Entries shown >>
=-=-=-=-=
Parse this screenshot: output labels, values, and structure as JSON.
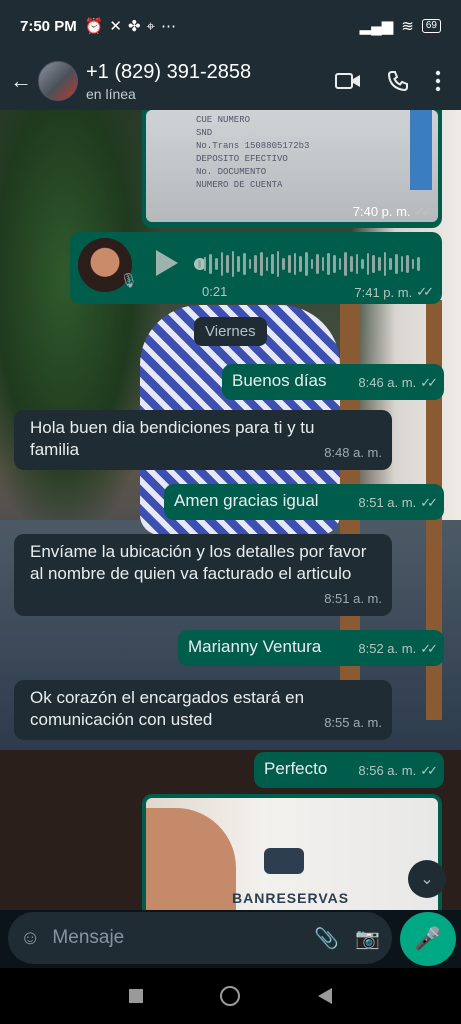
{
  "status_bar": {
    "time": "7:50 PM",
    "battery": "69"
  },
  "header": {
    "phone": "+1 (829) 391-2858",
    "status": "en línea"
  },
  "receipt_image": {
    "lines": [
      "CUE NUMERO",
      "SND",
      "No.Trans 1508805172b3",
      "DEPOSITO EFECTIVO",
      "No. DOCUMENTO",
      "NUMERO DE CUENTA"
    ],
    "time": "7:40 p. m."
  },
  "voice_note": {
    "duration": "0:21",
    "time": "7:41 p. m."
  },
  "day_separator": "Viernes",
  "messages": [
    {
      "text": "Buenos días",
      "time": "8:46 a. m.",
      "dir": "out"
    },
    {
      "text": "Hola buen dia bendiciones para ti y tu familia",
      "time": "8:48 a. m.",
      "dir": "in"
    },
    {
      "text": "Amen gracias igual",
      "time": "8:51 a. m.",
      "dir": "out"
    },
    {
      "text": "Envíame la ubicación y los detalles por favor al nombre de quien va facturado el articulo",
      "time": "8:51 a. m.",
      "dir": "in"
    },
    {
      "text": "Marianny Ventura",
      "time": "8:52 a. m.",
      "dir": "out"
    },
    {
      "text": "Ok corazón el encargados estará en comunicación con usted",
      "time": "8:55 a. m.",
      "dir": "in"
    },
    {
      "text": "Perfecto",
      "time": "8:56 a. m.",
      "dir": "out"
    }
  ],
  "bottom_image": {
    "brand_text": "BANRESERVAS"
  },
  "composer": {
    "placeholder": "Mensaje"
  }
}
=-=-=-=-=
What the task asks >>
Every line above should be returned word for word, with the pictures left behind.

The reply >>
Parse this screenshot: output labels, values, and structure as JSON.
{
  "status_bar": {
    "time": "7:50 PM",
    "battery": "69"
  },
  "header": {
    "phone": "+1 (829) 391-2858",
    "status": "en línea"
  },
  "receipt_image": {
    "lines": [
      "CUE NUMERO",
      "SND",
      "No.Trans 1508805172b3",
      "DEPOSITO EFECTIVO",
      "No. DOCUMENTO",
      "NUMERO DE CUENTA"
    ],
    "time": "7:40 p. m."
  },
  "voice_note": {
    "duration": "0:21",
    "time": "7:41 p. m."
  },
  "day_separator": "Viernes",
  "messages": [
    {
      "text": "Buenos días",
      "time": "8:46 a. m.",
      "dir": "out"
    },
    {
      "text": "Hola buen dia bendiciones para ti y tu familia",
      "time": "8:48 a. m.",
      "dir": "in"
    },
    {
      "text": "Amen gracias igual",
      "time": "8:51 a. m.",
      "dir": "out"
    },
    {
      "text": "Envíame la ubicación y los detalles por favor al nombre de quien va facturado el articulo",
      "time": "8:51 a. m.",
      "dir": "in"
    },
    {
      "text": "Marianny Ventura",
      "time": "8:52 a. m.",
      "dir": "out"
    },
    {
      "text": "Ok corazón el encargados estará en comunicación con usted",
      "time": "8:55 a. m.",
      "dir": "in"
    },
    {
      "text": "Perfecto",
      "time": "8:56 a. m.",
      "dir": "out"
    }
  ],
  "bottom_image": {
    "brand_text": "BANRESERVAS"
  },
  "composer": {
    "placeholder": "Mensaje"
  }
}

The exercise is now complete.